#### Exercise
Leave out the pictures, then reproduce the rest of the material exactly.

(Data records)

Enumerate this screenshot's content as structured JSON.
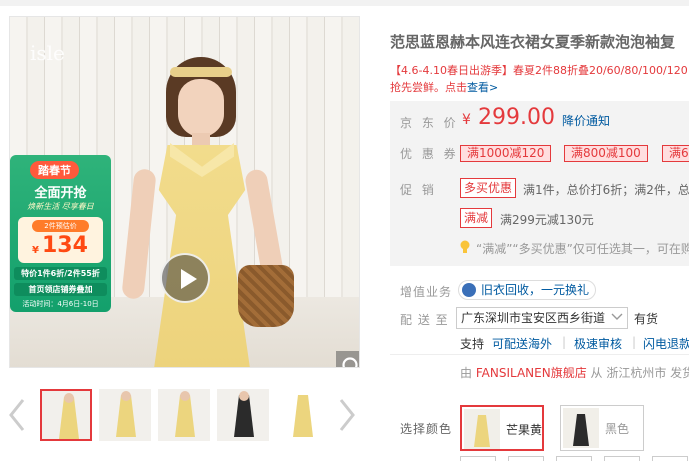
{
  "gallery": {
    "brand_watermark": "isle",
    "promo": {
      "title": "踏春节",
      "subtitle": "全面开抢",
      "tagline": "焕新生活 尽享春日",
      "price_label": "2件预估价",
      "price_yen": "¥",
      "price": "134",
      "line1": "特价1件6折/2件55折",
      "line2": "首页领店铺券叠加",
      "date": "活动时间：4月6日-10日"
    },
    "thumbnails": [
      {
        "label": "thumb-1",
        "active": true,
        "color": "#ecd57e"
      },
      {
        "label": "thumb-2",
        "active": false,
        "color": "#ecd57e"
      },
      {
        "label": "thumb-3",
        "active": false,
        "color": "#ecd57e"
      },
      {
        "label": "thumb-4",
        "active": false,
        "color": "#2b2b2b"
      },
      {
        "label": "thumb-5",
        "active": false,
        "color": "#ecd57e"
      }
    ]
  },
  "product": {
    "title": "范思蓝恩赫本风连衣裙女夏季新款泡泡袖复",
    "promo_line1": "【4.6-4.10春日出游季】春夏2件88折叠20/60/80/100/120",
    "promo_line2_text": "抢先尝鲜。点击",
    "promo_line2_link": "查看>",
    "price_label": "京 东 价",
    "price_yen": "¥",
    "price": "299.00",
    "price_notify": "降价通知",
    "coupon_label": "优 惠 券",
    "coupons": [
      "满1000减120",
      "满800减100",
      "满6"
    ],
    "promotion_label": "促    销",
    "promo_tag1": "多买优惠",
    "promo_desc1": "满1件，总价打6折；满2件，总",
    "promo_tag2": "满减",
    "promo_desc2": "满299元减130元",
    "tip": "“满减”“多买优惠”仅可任选其一，可在购",
    "value_added_label": "增值业务",
    "recycle": "旧衣回收，一元换礼",
    "ship_to_label": "配 送 至",
    "address": "广东深圳市宝安区西乡街道",
    "stock": "有货",
    "support_label": "支持",
    "services": [
      "可配送海外",
      "极速审核",
      "闪电退款"
    ],
    "shop_prefix": "由",
    "shop_name": "FANSILANEN旗舰店",
    "shop_suffix": "从 浙江杭州市 发货",
    "color_label": "选择颜色",
    "colors": [
      {
        "name": "芒果黄",
        "swatch": "#ecd57e",
        "selected": true
      },
      {
        "name": "黑色",
        "swatch": "#2b2b2b",
        "selected": false
      }
    ],
    "accent": "#e4393c",
    "link_color": "#005aa0"
  }
}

#### Correct output
Enumerate this screenshot's content as structured JSON.
{
  "gallery": {
    "brand_watermark": "isle",
    "promo": {
      "title": "踏春节",
      "subtitle": "全面开抢",
      "tagline": "焕新生活 尽享春日",
      "price_label": "2件预估价",
      "price_yen": "¥",
      "price": "134",
      "line1": "特价1件6折/2件55折",
      "line2": "首页领店铺券叠加",
      "date": "活动时间：4月6日-10日"
    },
    "thumbnails": [
      {
        "label": "thumb-1",
        "active": true,
        "color": "#ecd57e"
      },
      {
        "label": "thumb-2",
        "active": false,
        "color": "#ecd57e"
      },
      {
        "label": "thumb-3",
        "active": false,
        "color": "#ecd57e"
      },
      {
        "label": "thumb-4",
        "active": false,
        "color": "#2b2b2b"
      },
      {
        "label": "thumb-5",
        "active": false,
        "color": "#ecd57e"
      }
    ]
  },
  "product": {
    "title": "范思蓝恩赫本风连衣裙女夏季新款泡泡袖复",
    "promo_line1": "【4.6-4.10春日出游季】春夏2件88折叠20/60/80/100/120",
    "promo_line2_text": "抢先尝鲜。点击",
    "promo_line2_link": "查看>",
    "price_label": "京 东 价",
    "price_yen": "¥",
    "price": "299.00",
    "price_notify": "降价通知",
    "coupon_label": "优 惠 券",
    "coupons": [
      "满1000减120",
      "满800减100",
      "满6"
    ],
    "promotion_label": "促    销",
    "promo_tag1": "多买优惠",
    "promo_desc1": "满1件，总价打6折；满2件，总",
    "promo_tag2": "满减",
    "promo_desc2": "满299元减130元",
    "tip": "“满减”“多买优惠”仅可任选其一，可在购",
    "value_added_label": "增值业务",
    "recycle": "旧衣回收，一元换礼",
    "ship_to_label": "配 送 至",
    "address": "广东深圳市宝安区西乡街道",
    "stock": "有货",
    "support_label": "支持",
    "services": [
      "可配送海外",
      "极速审核",
      "闪电退款"
    ],
    "shop_prefix": "由",
    "shop_name": "FANSILANEN旗舰店",
    "shop_suffix": "从 浙江杭州市 发货",
    "color_label": "选择颜色",
    "colors": [
      {
        "name": "芒果黄",
        "swatch": "#ecd57e",
        "selected": true
      },
      {
        "name": "黑色",
        "swatch": "#2b2b2b",
        "selected": false
      }
    ],
    "accent": "#e4393c",
    "link_color": "#005aa0"
  }
}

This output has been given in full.